Input rows:
-------------------------

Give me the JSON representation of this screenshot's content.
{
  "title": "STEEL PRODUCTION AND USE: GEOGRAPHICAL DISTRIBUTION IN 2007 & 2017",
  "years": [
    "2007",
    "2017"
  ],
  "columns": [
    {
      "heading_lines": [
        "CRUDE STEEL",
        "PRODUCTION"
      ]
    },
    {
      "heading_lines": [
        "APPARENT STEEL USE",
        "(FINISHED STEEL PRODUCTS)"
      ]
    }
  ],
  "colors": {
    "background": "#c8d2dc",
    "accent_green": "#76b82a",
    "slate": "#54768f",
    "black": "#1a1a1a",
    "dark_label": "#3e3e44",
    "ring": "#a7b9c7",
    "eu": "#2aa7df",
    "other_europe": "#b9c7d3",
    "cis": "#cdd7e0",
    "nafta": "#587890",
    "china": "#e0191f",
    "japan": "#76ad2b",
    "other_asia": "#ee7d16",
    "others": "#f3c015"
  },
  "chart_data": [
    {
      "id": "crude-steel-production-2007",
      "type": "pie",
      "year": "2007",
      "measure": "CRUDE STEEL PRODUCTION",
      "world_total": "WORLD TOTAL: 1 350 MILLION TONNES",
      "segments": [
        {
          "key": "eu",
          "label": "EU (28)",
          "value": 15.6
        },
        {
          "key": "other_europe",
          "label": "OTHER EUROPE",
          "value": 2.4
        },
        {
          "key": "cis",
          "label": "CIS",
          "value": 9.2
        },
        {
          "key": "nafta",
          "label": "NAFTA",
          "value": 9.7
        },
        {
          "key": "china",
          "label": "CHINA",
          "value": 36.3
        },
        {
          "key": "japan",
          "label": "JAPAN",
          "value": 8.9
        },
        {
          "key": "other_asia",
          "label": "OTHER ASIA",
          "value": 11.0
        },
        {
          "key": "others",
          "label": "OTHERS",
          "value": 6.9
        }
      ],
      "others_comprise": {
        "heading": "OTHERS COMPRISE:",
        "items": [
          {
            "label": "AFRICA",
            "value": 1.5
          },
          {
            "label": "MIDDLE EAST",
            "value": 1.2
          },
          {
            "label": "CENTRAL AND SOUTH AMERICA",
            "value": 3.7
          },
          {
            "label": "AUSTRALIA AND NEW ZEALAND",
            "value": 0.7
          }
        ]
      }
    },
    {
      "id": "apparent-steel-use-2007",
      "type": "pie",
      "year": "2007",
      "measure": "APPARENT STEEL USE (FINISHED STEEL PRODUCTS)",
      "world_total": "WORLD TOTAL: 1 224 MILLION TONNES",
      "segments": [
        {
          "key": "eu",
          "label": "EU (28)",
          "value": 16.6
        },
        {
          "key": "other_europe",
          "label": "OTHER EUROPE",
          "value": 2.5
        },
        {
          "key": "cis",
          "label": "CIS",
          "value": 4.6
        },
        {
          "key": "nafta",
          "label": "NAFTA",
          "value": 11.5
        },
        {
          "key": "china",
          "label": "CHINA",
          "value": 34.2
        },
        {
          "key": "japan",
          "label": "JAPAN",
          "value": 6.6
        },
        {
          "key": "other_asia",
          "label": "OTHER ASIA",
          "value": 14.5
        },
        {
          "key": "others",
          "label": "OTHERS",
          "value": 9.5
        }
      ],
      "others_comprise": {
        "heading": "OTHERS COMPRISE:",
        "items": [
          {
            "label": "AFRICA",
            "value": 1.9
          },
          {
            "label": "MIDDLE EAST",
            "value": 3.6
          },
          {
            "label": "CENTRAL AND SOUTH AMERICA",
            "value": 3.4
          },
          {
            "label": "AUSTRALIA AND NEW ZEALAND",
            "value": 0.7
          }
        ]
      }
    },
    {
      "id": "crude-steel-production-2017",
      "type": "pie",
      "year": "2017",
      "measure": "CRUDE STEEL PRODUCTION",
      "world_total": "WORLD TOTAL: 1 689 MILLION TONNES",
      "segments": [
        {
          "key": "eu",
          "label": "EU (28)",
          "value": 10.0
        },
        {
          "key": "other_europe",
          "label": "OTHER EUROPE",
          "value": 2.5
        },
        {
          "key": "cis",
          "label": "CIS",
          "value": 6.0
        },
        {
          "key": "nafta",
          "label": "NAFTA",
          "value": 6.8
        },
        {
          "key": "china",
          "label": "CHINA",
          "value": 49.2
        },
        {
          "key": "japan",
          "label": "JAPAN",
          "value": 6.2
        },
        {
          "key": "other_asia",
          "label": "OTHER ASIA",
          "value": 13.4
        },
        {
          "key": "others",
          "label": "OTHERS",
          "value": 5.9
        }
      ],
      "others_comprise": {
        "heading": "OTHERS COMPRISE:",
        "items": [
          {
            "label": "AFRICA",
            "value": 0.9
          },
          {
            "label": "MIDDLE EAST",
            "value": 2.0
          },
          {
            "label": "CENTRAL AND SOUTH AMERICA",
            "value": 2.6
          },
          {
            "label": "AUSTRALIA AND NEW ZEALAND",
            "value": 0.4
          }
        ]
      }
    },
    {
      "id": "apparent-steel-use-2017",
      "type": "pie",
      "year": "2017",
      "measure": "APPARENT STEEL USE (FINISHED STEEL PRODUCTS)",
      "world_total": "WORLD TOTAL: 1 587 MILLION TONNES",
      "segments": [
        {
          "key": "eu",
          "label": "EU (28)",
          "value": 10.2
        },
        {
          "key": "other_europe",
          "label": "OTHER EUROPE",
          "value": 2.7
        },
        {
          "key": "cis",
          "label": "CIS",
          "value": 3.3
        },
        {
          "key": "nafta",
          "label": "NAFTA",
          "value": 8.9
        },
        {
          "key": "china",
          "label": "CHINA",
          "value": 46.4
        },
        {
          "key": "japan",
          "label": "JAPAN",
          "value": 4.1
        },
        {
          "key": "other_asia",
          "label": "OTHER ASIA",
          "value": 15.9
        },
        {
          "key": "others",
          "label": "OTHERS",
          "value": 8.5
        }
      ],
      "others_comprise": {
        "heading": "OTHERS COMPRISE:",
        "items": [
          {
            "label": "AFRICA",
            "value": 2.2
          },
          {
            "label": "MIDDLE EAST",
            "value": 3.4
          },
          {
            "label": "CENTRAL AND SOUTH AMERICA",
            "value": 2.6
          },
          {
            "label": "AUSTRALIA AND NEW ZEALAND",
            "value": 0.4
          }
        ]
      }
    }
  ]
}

-------------------------

Restate each record exactly as written.

Give me the JSON representation of this screenshot's content.
{
  "title": "STEEL PRODUCTION AND USE: GEOGRAPHICAL DISTRIBUTION IN 2007 & 2017",
  "years": [
    "2007",
    "2017"
  ],
  "columns": [
    {
      "heading_lines": [
        "CRUDE STEEL",
        "PRODUCTION"
      ]
    },
    {
      "heading_lines": [
        "APPARENT STEEL USE",
        "(FINISHED STEEL PRODUCTS)"
      ]
    }
  ],
  "colors": {
    "background": "#c8d2dc",
    "accent_green": "#76b82a",
    "slate": "#54768f",
    "black": "#1a1a1a",
    "dark_label": "#3e3e44",
    "ring": "#a7b9c7",
    "eu": "#2aa7df",
    "other_europe": "#b9c7d3",
    "cis": "#cdd7e0",
    "nafta": "#587890",
    "china": "#e0191f",
    "japan": "#76ad2b",
    "other_asia": "#ee7d16",
    "others": "#f3c015"
  },
  "chart_data": [
    {
      "id": "crude-steel-production-2007",
      "type": "pie",
      "year": "2007",
      "measure": "CRUDE STEEL PRODUCTION",
      "world_total": "WORLD TOTAL: 1 350 MILLION TONNES",
      "segments": [
        {
          "key": "eu",
          "label": "EU (28)",
          "value": 15.6
        },
        {
          "key": "other_europe",
          "label": "OTHER EUROPE",
          "value": 2.4
        },
        {
          "key": "cis",
          "label": "CIS",
          "value": 9.2
        },
        {
          "key": "nafta",
          "label": "NAFTA",
          "value": 9.7
        },
        {
          "key": "china",
          "label": "CHINA",
          "value": 36.3
        },
        {
          "key": "japan",
          "label": "JAPAN",
          "value": 8.9
        },
        {
          "key": "other_asia",
          "label": "OTHER ASIA",
          "value": 11.0
        },
        {
          "key": "others",
          "label": "OTHERS",
          "value": 6.9
        }
      ],
      "others_comprise": {
        "heading": "OTHERS COMPRISE:",
        "items": [
          {
            "label": "AFRICA",
            "value": 1.5
          },
          {
            "label": "MIDDLE EAST",
            "value": 1.2
          },
          {
            "label": "CENTRAL AND SOUTH AMERICA",
            "value": 3.7
          },
          {
            "label": "AUSTRALIA AND NEW ZEALAND",
            "value": 0.7
          }
        ]
      }
    },
    {
      "id": "apparent-steel-use-2007",
      "type": "pie",
      "year": "2007",
      "measure": "APPARENT STEEL USE (FINISHED STEEL PRODUCTS)",
      "world_total": "WORLD TOTAL: 1 224 MILLION TONNES",
      "segments": [
        {
          "key": "eu",
          "label": "EU (28)",
          "value": 16.6
        },
        {
          "key": "other_europe",
          "label": "OTHER EUROPE",
          "value": 2.5
        },
        {
          "key": "cis",
          "label": "CIS",
          "value": 4.6
        },
        {
          "key": "nafta",
          "label": "NAFTA",
          "value": 11.5
        },
        {
          "key": "china",
          "label": "CHINA",
          "value": 34.2
        },
        {
          "key": "japan",
          "label": "JAPAN",
          "value": 6.6
        },
        {
          "key": "other_asia",
          "label": "OTHER ASIA",
          "value": 14.5
        },
        {
          "key": "others",
          "label": "OTHERS",
          "value": 9.5
        }
      ],
      "others_comprise": {
        "heading": "OTHERS COMPRISE:",
        "items": [
          {
            "label": "AFRICA",
            "value": 1.9
          },
          {
            "label": "MIDDLE EAST",
            "value": 3.6
          },
          {
            "label": "CENTRAL AND SOUTH AMERICA",
            "value": 3.4
          },
          {
            "label": "AUSTRALIA AND NEW ZEALAND",
            "value": 0.7
          }
        ]
      }
    },
    {
      "id": "crude-steel-production-2017",
      "type": "pie",
      "year": "2017",
      "measure": "CRUDE STEEL PRODUCTION",
      "world_total": "WORLD TOTAL: 1 689 MILLION TONNES",
      "segments": [
        {
          "key": "eu",
          "label": "EU (28)",
          "value": 10.0
        },
        {
          "key": "other_europe",
          "label": "OTHER EUROPE",
          "value": 2.5
        },
        {
          "key": "cis",
          "label": "CIS",
          "value": 6.0
        },
        {
          "key": "nafta",
          "label": "NAFTA",
          "value": 6.8
        },
        {
          "key": "china",
          "label": "CHINA",
          "value": 49.2
        },
        {
          "key": "japan",
          "label": "JAPAN",
          "value": 6.2
        },
        {
          "key": "other_asia",
          "label": "OTHER ASIA",
          "value": 13.4
        },
        {
          "key": "others",
          "label": "OTHERS",
          "value": 5.9
        }
      ],
      "others_comprise": {
        "heading": "OTHERS COMPRISE:",
        "items": [
          {
            "label": "AFRICA",
            "value": 0.9
          },
          {
            "label": "MIDDLE EAST",
            "value": 2.0
          },
          {
            "label": "CENTRAL AND SOUTH AMERICA",
            "value": 2.6
          },
          {
            "label": "AUSTRALIA AND NEW ZEALAND",
            "value": 0.4
          }
        ]
      }
    },
    {
      "id": "apparent-steel-use-2017",
      "type": "pie",
      "year": "2017",
      "measure": "APPARENT STEEL USE (FINISHED STEEL PRODUCTS)",
      "world_total": "WORLD TOTAL: 1 587 MILLION TONNES",
      "segments": [
        {
          "key": "eu",
          "label": "EU (28)",
          "value": 10.2
        },
        {
          "key": "other_europe",
          "label": "OTHER EUROPE",
          "value": 2.7
        },
        {
          "key": "cis",
          "label": "CIS",
          "value": 3.3
        },
        {
          "key": "nafta",
          "label": "NAFTA",
          "value": 8.9
        },
        {
          "key": "china",
          "label": "CHINA",
          "value": 46.4
        },
        {
          "key": "japan",
          "label": "JAPAN",
          "value": 4.1
        },
        {
          "key": "other_asia",
          "label": "OTHER ASIA",
          "value": 15.9
        },
        {
          "key": "others",
          "label": "OTHERS",
          "value": 8.5
        }
      ],
      "others_comprise": {
        "heading": "OTHERS COMPRISE:",
        "items": [
          {
            "label": "AFRICA",
            "value": 2.2
          },
          {
            "label": "MIDDLE EAST",
            "value": 3.4
          },
          {
            "label": "CENTRAL AND SOUTH AMERICA",
            "value": 2.6
          },
          {
            "label": "AUSTRALIA AND NEW ZEALAND",
            "value": 0.4
          }
        ]
      }
    }
  ]
}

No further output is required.